* **Set task**
Make an exact copy of all the data.

* begin *

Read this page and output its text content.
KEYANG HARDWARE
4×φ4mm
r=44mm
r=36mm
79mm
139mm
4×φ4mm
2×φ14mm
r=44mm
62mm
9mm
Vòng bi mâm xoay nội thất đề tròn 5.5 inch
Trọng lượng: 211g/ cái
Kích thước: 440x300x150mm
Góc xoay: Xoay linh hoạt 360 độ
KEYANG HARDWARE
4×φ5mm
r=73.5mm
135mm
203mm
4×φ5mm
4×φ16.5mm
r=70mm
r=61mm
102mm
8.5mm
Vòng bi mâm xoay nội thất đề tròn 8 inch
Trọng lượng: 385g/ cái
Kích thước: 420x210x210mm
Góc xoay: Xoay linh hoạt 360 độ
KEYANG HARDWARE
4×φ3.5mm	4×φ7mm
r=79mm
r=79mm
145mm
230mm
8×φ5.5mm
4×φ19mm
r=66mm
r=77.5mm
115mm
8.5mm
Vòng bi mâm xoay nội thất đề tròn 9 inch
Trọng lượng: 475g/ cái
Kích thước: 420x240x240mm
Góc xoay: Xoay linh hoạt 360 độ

* end *

* **Solution to the exercise**
Read this page and output its text content.
KEYANG HARDWARE
4×φ4mm
r=44mm
r=36mm
79mm
139mm
4×φ4mm
2×φ14mm
r=44mm
62mm
9mm
Vòng bi mâm xoay nội thất đề tròn 5.5 inch
Trọng lượng: 211g/ cái
Kích thước: 440x300x150mm
Góc xoay: Xoay linh hoạt 360 độ
KEYANG HARDWARE
4×φ5mm
r=73.5mm
135mm
203mm
4×φ5mm
4×φ16.5mm
r=70mm
r=61mm
102mm
8.5mm
Vòng bi mâm xoay nội thất đề tròn 8 inch
Trọng lượng: 385g/ cái
Kích thước: 420x210x210mm
Góc xoay: Xoay linh hoạt 360 độ
KEYANG HARDWARE
4×φ3.5mm	4×φ7mm
r=79mm
r=79mm
145mm
230mm
8×φ5.5mm
4×φ19mm
r=66mm
r=77.5mm
115mm
8.5mm
Vòng bi mâm xoay nội thất đề tròn 9 inch
Trọng lượng: 475g/ cái
Kích thước: 420x240x240mm
Góc xoay: Xoay linh hoạt 360 độ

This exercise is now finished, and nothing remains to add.